» **Task directions**:
Copy out all lines carrying the word "Championnat".

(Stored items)
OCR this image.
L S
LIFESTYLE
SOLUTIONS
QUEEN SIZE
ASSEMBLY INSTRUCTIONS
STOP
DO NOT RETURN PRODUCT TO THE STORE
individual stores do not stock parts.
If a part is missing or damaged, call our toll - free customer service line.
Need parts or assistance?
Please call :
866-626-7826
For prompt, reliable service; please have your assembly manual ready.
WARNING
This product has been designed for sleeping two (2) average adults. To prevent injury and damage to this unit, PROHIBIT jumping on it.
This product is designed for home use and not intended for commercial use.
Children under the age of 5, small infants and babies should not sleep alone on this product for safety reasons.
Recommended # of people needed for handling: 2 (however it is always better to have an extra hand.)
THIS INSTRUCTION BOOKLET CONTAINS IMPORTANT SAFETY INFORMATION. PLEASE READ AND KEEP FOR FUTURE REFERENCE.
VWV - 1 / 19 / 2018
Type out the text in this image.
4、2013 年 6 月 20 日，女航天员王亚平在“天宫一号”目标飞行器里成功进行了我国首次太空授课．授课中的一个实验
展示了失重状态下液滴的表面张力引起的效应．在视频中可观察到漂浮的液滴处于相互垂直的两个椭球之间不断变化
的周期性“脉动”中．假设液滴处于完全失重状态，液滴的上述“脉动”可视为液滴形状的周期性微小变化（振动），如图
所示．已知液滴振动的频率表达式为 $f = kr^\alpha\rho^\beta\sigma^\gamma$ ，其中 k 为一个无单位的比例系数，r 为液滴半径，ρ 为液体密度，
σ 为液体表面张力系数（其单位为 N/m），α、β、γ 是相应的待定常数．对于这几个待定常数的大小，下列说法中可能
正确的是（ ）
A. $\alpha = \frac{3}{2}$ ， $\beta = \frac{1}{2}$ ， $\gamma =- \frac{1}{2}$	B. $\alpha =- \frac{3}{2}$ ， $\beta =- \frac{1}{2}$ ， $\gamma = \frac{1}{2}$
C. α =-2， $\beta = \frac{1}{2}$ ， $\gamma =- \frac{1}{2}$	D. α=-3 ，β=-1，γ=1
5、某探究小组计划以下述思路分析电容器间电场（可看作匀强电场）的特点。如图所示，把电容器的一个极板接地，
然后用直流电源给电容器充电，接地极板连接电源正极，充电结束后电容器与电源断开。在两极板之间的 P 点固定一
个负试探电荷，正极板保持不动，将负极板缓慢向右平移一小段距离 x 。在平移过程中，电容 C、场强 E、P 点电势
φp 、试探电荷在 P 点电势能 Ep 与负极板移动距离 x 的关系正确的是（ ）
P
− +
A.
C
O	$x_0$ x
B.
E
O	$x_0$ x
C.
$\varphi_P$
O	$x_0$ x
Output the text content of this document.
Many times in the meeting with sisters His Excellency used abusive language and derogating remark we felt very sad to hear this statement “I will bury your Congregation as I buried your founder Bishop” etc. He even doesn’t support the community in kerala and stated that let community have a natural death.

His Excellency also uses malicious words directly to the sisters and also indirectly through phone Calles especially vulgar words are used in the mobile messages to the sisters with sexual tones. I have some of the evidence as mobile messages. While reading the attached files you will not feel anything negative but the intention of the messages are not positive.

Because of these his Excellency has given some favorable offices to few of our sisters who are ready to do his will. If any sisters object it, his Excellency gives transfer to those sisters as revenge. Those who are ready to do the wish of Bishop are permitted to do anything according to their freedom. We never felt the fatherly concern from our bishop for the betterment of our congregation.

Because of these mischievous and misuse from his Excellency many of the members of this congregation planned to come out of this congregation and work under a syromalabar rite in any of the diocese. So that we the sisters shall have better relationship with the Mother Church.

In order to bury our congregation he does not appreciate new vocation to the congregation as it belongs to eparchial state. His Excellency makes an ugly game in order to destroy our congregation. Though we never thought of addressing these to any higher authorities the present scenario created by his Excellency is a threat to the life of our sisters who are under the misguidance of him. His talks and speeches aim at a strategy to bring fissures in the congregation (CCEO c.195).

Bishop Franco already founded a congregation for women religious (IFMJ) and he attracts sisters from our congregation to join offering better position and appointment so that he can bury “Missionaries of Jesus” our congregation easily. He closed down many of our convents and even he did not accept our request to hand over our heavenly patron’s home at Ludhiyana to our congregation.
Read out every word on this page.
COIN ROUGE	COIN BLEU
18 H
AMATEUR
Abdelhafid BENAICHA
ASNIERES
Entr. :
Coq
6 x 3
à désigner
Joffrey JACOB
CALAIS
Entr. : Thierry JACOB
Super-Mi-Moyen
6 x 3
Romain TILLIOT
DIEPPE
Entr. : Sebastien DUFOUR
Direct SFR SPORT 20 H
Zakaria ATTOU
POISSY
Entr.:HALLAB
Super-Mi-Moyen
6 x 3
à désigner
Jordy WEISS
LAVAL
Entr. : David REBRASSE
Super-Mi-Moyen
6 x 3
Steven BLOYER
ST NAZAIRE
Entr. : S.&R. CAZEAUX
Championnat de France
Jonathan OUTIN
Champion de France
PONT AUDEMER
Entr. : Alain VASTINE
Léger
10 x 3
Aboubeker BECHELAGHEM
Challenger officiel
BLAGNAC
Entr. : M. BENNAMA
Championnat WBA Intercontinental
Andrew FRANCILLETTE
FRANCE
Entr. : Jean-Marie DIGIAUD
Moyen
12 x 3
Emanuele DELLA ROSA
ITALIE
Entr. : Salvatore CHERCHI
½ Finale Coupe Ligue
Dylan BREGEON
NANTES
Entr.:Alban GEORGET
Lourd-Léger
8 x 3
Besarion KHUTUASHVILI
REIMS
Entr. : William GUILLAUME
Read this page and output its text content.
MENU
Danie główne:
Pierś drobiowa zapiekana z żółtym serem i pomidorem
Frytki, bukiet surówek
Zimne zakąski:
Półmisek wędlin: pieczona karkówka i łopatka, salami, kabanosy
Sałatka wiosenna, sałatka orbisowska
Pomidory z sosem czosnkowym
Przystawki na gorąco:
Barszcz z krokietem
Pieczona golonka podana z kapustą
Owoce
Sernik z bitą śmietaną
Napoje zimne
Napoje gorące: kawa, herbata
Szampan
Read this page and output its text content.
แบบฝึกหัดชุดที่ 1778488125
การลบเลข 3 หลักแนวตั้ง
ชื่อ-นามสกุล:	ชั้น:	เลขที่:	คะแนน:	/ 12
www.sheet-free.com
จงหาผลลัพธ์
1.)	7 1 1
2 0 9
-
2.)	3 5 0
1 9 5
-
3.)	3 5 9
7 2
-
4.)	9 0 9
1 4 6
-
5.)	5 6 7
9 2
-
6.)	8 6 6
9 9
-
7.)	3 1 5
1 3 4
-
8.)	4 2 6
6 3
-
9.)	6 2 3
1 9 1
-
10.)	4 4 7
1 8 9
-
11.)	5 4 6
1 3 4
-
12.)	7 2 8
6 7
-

» **Result of this task**:
Championnat de France
Championnat WBA Intercontinental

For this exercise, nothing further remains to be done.